WRITTEN EXERCISE: For the entries that follow, tally the lines holding the string "AMSEAS". Give the total and nothing else.
## start THE DATA
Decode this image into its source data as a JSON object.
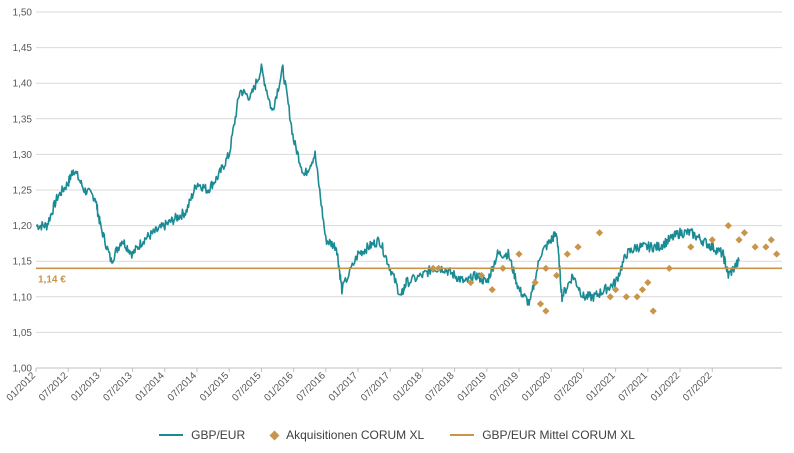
{
  "chart_data": {
    "type": "line",
    "title": "",
    "xlabel": "",
    "ylabel": "",
    "ylim": [
      1.0,
      1.5
    ],
    "yticks": [
      "1,00",
      "1,05",
      "1,10",
      "1,15",
      "1,20",
      "1,25",
      "1,30",
      "1,35",
      "1,40",
      "1,45",
      "1,50"
    ],
    "xticks": [
      "01/2012",
      "07/2012",
      "01/2013",
      "07/2013",
      "01/2014",
      "07/2014",
      "01/2015",
      "07/2015",
      "01/2016",
      "07/2016",
      "01/2017",
      "07/2017",
      "01/2018",
      "07/2018",
      "01/2019",
      "07/2019",
      "01/2020",
      "07/2020",
      "01/2021",
      "07/2021",
      "01/2022",
      "07/2022"
    ],
    "grid": "horizontal",
    "legend_position": "bottom",
    "colors": {
      "series": "#1a8a94",
      "acquisitions": "#c9954a",
      "mean": "#c9954a",
      "grid": "#d9d9d9",
      "axis": "#bfbfbf"
    },
    "series": [
      {
        "name": "GBP/EUR",
        "points": [
          [
            "2012-01",
            1.2
          ],
          [
            "2012-03",
            1.2
          ],
          [
            "2012-05",
            1.24
          ],
          [
            "2012-07",
            1.26
          ],
          [
            "2012-08",
            1.28
          ],
          [
            "2012-10",
            1.25
          ],
          [
            "2012-12",
            1.24
          ],
          [
            "2013-01",
            1.2
          ],
          [
            "2013-03",
            1.15
          ],
          [
            "2013-05",
            1.18
          ],
          [
            "2013-07",
            1.16
          ],
          [
            "2013-09",
            1.18
          ],
          [
            "2013-11",
            1.19
          ],
          [
            "2014-01",
            1.2
          ],
          [
            "2014-03",
            1.21
          ],
          [
            "2014-05",
            1.22
          ],
          [
            "2014-07",
            1.26
          ],
          [
            "2014-09",
            1.25
          ],
          [
            "2014-11",
            1.27
          ],
          [
            "2015-01",
            1.3
          ],
          [
            "2015-03",
            1.39
          ],
          [
            "2015-05",
            1.38
          ],
          [
            "2015-07",
            1.42
          ],
          [
            "2015-09",
            1.36
          ],
          [
            "2015-11",
            1.42
          ],
          [
            "2016-01",
            1.32
          ],
          [
            "2016-03",
            1.27
          ],
          [
            "2016-05",
            1.3
          ],
          [
            "2016-07",
            1.18
          ],
          [
            "2016-09",
            1.17
          ],
          [
            "2016-10",
            1.11
          ],
          [
            "2017-01",
            1.16
          ],
          [
            "2017-03",
            1.17
          ],
          [
            "2017-05",
            1.18
          ],
          [
            "2017-07",
            1.14
          ],
          [
            "2017-09",
            1.1
          ],
          [
            "2017-10",
            1.12
          ],
          [
            "2018-01",
            1.13
          ],
          [
            "2018-03",
            1.14
          ],
          [
            "2018-05",
            1.14
          ],
          [
            "2018-07",
            1.13
          ],
          [
            "2018-09",
            1.12
          ],
          [
            "2018-11",
            1.13
          ],
          [
            "2019-01",
            1.12
          ],
          [
            "2019-03",
            1.16
          ],
          [
            "2019-05",
            1.16
          ],
          [
            "2019-07",
            1.11
          ],
          [
            "2019-09",
            1.09
          ],
          [
            "2019-11",
            1.16
          ],
          [
            "2020-01",
            1.18
          ],
          [
            "2020-02",
            1.19
          ],
          [
            "2020-03",
            1.1
          ],
          [
            "2020-05",
            1.13
          ],
          [
            "2020-07",
            1.1
          ],
          [
            "2020-09",
            1.1
          ],
          [
            "2020-11",
            1.11
          ],
          [
            "2021-01",
            1.12
          ],
          [
            "2021-03",
            1.16
          ],
          [
            "2021-05",
            1.17
          ],
          [
            "2021-07",
            1.17
          ],
          [
            "2021-09",
            1.17
          ],
          [
            "2021-11",
            1.18
          ],
          [
            "2022-01",
            1.19
          ],
          [
            "2022-03",
            1.19
          ],
          [
            "2022-05",
            1.18
          ],
          [
            "2022-07",
            1.17
          ],
          [
            "2022-09",
            1.16
          ],
          [
            "2022-10",
            1.13
          ],
          [
            "2022-12",
            1.15
          ]
        ]
      },
      {
        "name": "Akquisitionen CORUM XL",
        "points": [
          [
            "2018-03",
            1.14
          ],
          [
            "2018-04",
            1.14
          ],
          [
            "2018-10",
            1.12
          ],
          [
            "2018-12",
            1.13
          ],
          [
            "2019-02",
            1.11
          ],
          [
            "2019-04",
            1.14
          ],
          [
            "2019-07",
            1.16
          ],
          [
            "2019-10",
            1.12
          ],
          [
            "2019-11",
            1.09
          ],
          [
            "2019-12",
            1.08
          ],
          [
            "2019-12",
            1.14
          ],
          [
            "2020-02",
            1.13
          ],
          [
            "2020-04",
            1.16
          ],
          [
            "2020-06",
            1.17
          ],
          [
            "2020-10",
            1.19
          ],
          [
            "2020-12",
            1.1
          ],
          [
            "2021-01",
            1.11
          ],
          [
            "2021-03",
            1.1
          ],
          [
            "2021-05",
            1.1
          ],
          [
            "2021-06",
            1.11
          ],
          [
            "2021-07",
            1.12
          ],
          [
            "2021-08",
            1.08
          ],
          [
            "2021-11",
            1.14
          ],
          [
            "2022-03",
            1.17
          ],
          [
            "2022-07",
            1.18
          ],
          [
            "2022-10",
            1.2
          ],
          [
            "2022-12",
            1.18
          ],
          [
            "2023-01",
            1.19
          ],
          [
            "2023-03",
            1.17
          ],
          [
            "2023-05",
            1.17
          ],
          [
            "2023-06",
            1.18
          ],
          [
            "2023-07",
            1.16
          ]
        ]
      },
      {
        "name": "GBP/EUR Mittel CORUM XL",
        "value": 1.14
      }
    ],
    "annotations": [
      {
        "text": "1,14 €"
      }
    ]
  },
  "legend": [
    {
      "label": "GBP/EUR"
    },
    {
      "label": "Akquisitionen CORUM XL"
    },
    {
      "label": "GBP/EUR Mittel CORUM XL"
    }
  ]
}
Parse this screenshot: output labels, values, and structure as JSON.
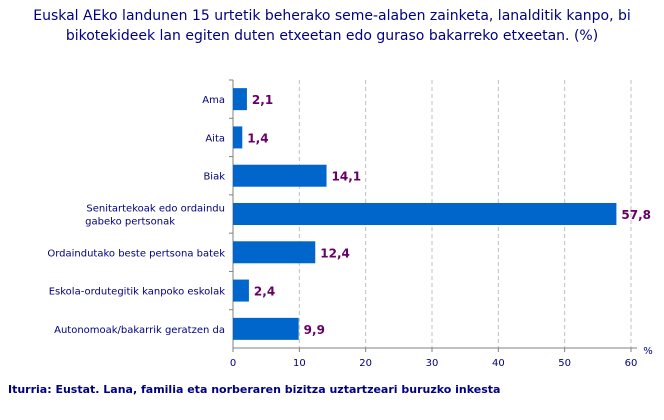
{
  "chart_data": {
    "type": "bar",
    "orientation": "horizontal",
    "title": "Euskal AEko landunen 15 urtetik beherako seme-alaben zainketa, lanalditik kanpo, bi bikotekideek lan egiten duten etxeetan edo guraso bakarreko etxeetan. (%)",
    "categories": [
      "Ama",
      "Aita",
      "Biak",
      "Senitartekoak edo ordaindu gabeko pertsonak",
      "Ordaindutako beste pertsona batek",
      "Eskola-ordutegitik kanpoko eskolak",
      "Autonomoak/bakarrik geratzen da"
    ],
    "values": [
      2.1,
      1.4,
      14.1,
      57.8,
      12.4,
      2.4,
      9.9
    ],
    "value_labels": [
      "2,1",
      "1,4",
      "14,1",
      "57,8",
      "12,4",
      "2,4",
      "9,9"
    ],
    "xlabel": "%",
    "xlim": [
      0,
      60
    ],
    "xticks": [
      0,
      10,
      20,
      30,
      40,
      50,
      60
    ],
    "grid": "vertical dashed",
    "legend": "none",
    "colors": {
      "bar": "#0066cc",
      "value_label": "#660066",
      "text": "#000080",
      "grid": "#c0c0c0"
    }
  },
  "source": "Iturria: Eustat. Lana, familia eta norberaren bizitza uztartzeari buruzko inkesta"
}
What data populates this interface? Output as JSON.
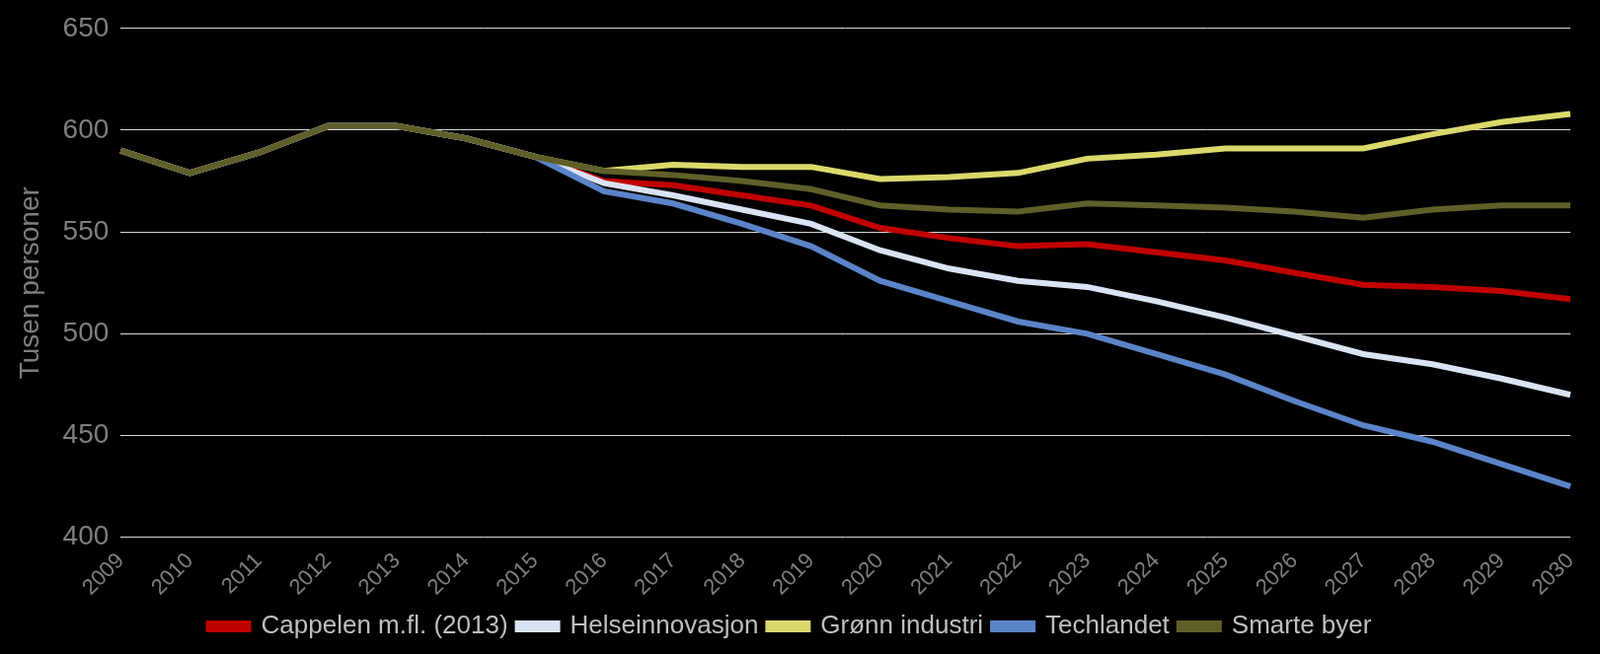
{
  "chart_data": {
    "type": "line",
    "y_label": "Tusen personer",
    "categories": [
      "2009",
      "2010",
      "2011",
      "2012",
      "2013",
      "2014",
      "2015",
      "2016",
      "2017",
      "2018",
      "2019",
      "2020",
      "2021",
      "2022",
      "2023",
      "2024",
      "2025",
      "2026",
      "2027",
      "2028",
      "2029",
      "2030"
    ],
    "series": [
      {
        "name": "Cappelen m.fl. (2013)",
        "color": "#c00000",
        "values": [
          590,
          579,
          589,
          602,
          602,
          596,
          587,
          575,
          573,
          568,
          563,
          552,
          547,
          543,
          544,
          540,
          536,
          530,
          524,
          523,
          521,
          517
        ]
      },
      {
        "name": "Helseinnovasjon",
        "color": "#dae3f3",
        "values": [
          590,
          579,
          589,
          602,
          602,
          596,
          587,
          574,
          568,
          561,
          554,
          541,
          532,
          526,
          523,
          516,
          508,
          499,
          490,
          485,
          478,
          470
        ]
      },
      {
        "name": "Grønn industri",
        "color": "#d9d96b",
        "values": [
          590,
          579,
          589,
          602,
          602,
          596,
          587,
          580,
          583,
          582,
          582,
          576,
          577,
          579,
          586,
          588,
          591,
          591,
          591,
          598,
          604,
          608
        ]
      },
      {
        "name": "Techlandet",
        "color": "#5b84c8",
        "values": [
          590,
          579,
          589,
          602,
          602,
          596,
          587,
          570,
          564,
          554,
          543,
          526,
          516,
          506,
          500,
          490,
          480,
          467,
          455,
          447,
          436,
          425
        ]
      },
      {
        "name": "Smarte byer",
        "color": "#5f5f2a",
        "values": [
          590,
          579,
          589,
          602,
          602,
          596,
          587,
          580,
          578,
          575,
          571,
          563,
          561,
          560,
          564,
          563,
          562,
          560,
          557,
          561,
          563,
          563
        ]
      }
    ],
    "ylim": [
      400,
      650
    ],
    "yticks": [
      400,
      450,
      500,
      550,
      600,
      650
    ],
    "grid": true,
    "legend": "bottom"
  }
}
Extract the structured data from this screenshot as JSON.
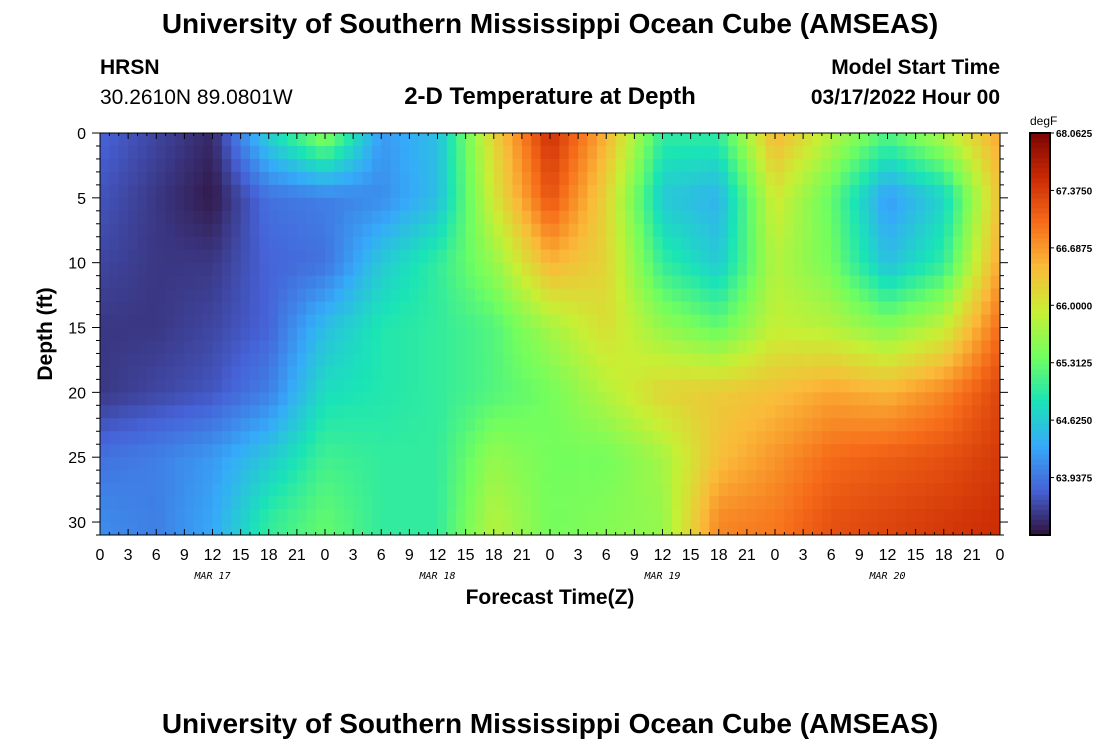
{
  "header": {
    "title": "University of Southern Mississippi Ocean Cube (AMSEAS)",
    "station": "HRSN",
    "coordinates": "30.2610N  89.0801W",
    "subtitle": "2-D Temperature at Depth",
    "model_start_label": "Model Start Time",
    "model_start_value": "03/17/2022 Hour 00"
  },
  "footer": {
    "title": "University of Southern Mississippi Ocean Cube (AMSEAS)"
  },
  "chart_data": {
    "type": "heatmap",
    "xlabel": "Forecast Time(Z)",
    "ylabel": "Depth (ft)",
    "x_tick_labels": [
      "0",
      "3",
      "6",
      "9",
      "12",
      "15",
      "18",
      "21",
      "0",
      "3",
      "6",
      "9",
      "12",
      "15",
      "18",
      "21",
      "0",
      "3",
      "6",
      "9",
      "12",
      "15",
      "18",
      "21",
      "0",
      "3",
      "6",
      "9",
      "12",
      "15",
      "18",
      "21",
      "0"
    ],
    "x_range_hours": [
      0,
      96
    ],
    "day_labels": [
      {
        "label": "MAR 17",
        "hour": 12
      },
      {
        "label": "MAR 18",
        "hour": 36
      },
      {
        "label": "MAR 19",
        "hour": 60
      },
      {
        "label": "MAR 20",
        "hour": 84
      }
    ],
    "y_ticks": [
      0,
      5,
      10,
      15,
      20,
      25,
      30
    ],
    "y_range_ft": [
      0,
      31
    ],
    "y_inverted": true,
    "colorbar": {
      "units": "degF",
      "min": 63.25,
      "max": 68.0625,
      "tick_labels": [
        "68.0625",
        "67.3750",
        "66.6875",
        "66.0000",
        "65.3125",
        "64.6250",
        "63.9375"
      ],
      "colors": [
        "#30123b",
        "#4662d7",
        "#36aaf9",
        "#1ae4b6",
        "#72fe5e",
        "#c8ef34",
        "#faba39",
        "#f66b19",
        "#ca2a04",
        "#7a0403"
      ]
    },
    "hours": [
      0,
      6,
      12,
      18,
      24,
      30,
      36,
      42,
      48,
      54,
      60,
      66,
      72,
      78,
      84,
      90,
      96
    ],
    "depths_ft": [
      0,
      5,
      10,
      15,
      20,
      25,
      30
    ],
    "temperature_degF": [
      [
        63.8,
        63.6,
        63.4,
        64.7,
        65.6,
        64.2,
        64.5,
        66.2,
        67.5,
        66.5,
        65.0,
        65.0,
        66.5,
        65.8,
        65.2,
        65.8,
        66.6
      ],
      [
        63.7,
        63.5,
        63.3,
        63.9,
        64.0,
        64.1,
        64.5,
        66.0,
        67.2,
        66.2,
        64.6,
        64.4,
        66.0,
        65.3,
        64.2,
        64.7,
        66.4
      ],
      [
        63.6,
        63.5,
        63.5,
        63.8,
        63.9,
        64.6,
        65.0,
        65.6,
        66.5,
        66.2,
        65.0,
        64.6,
        65.8,
        65.4,
        64.5,
        65.0,
        66.6
      ],
      [
        63.5,
        63.5,
        63.6,
        63.8,
        64.5,
        64.9,
        65.0,
        65.2,
        65.7,
        66.1,
        65.6,
        65.3,
        65.9,
        65.8,
        65.5,
        65.9,
        67.0
      ],
      [
        63.5,
        63.6,
        63.7,
        64.0,
        64.8,
        64.9,
        65.0,
        65.2,
        65.4,
        65.8,
        66.2,
        66.3,
        66.4,
        66.6,
        66.5,
        66.8,
        67.3
      ],
      [
        63.9,
        64.0,
        64.2,
        64.6,
        65.1,
        65.0,
        65.0,
        65.6,
        65.4,
        65.4,
        65.7,
        66.4,
        66.7,
        67.0,
        67.1,
        67.2,
        67.4
      ],
      [
        64.1,
        64.0,
        64.3,
        65.0,
        65.3,
        65.0,
        65.0,
        65.8,
        65.4,
        65.5,
        65.6,
        66.8,
        66.9,
        67.2,
        67.3,
        67.4,
        67.5
      ]
    ]
  }
}
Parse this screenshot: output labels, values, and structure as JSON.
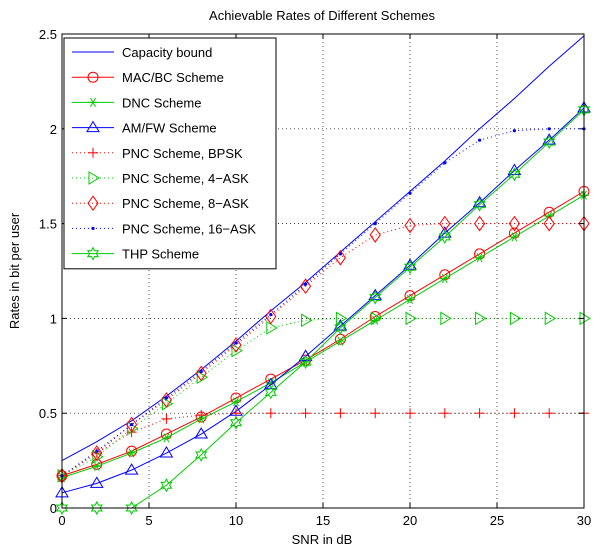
## end THE DATA
EXERCISE RESPONSE: 2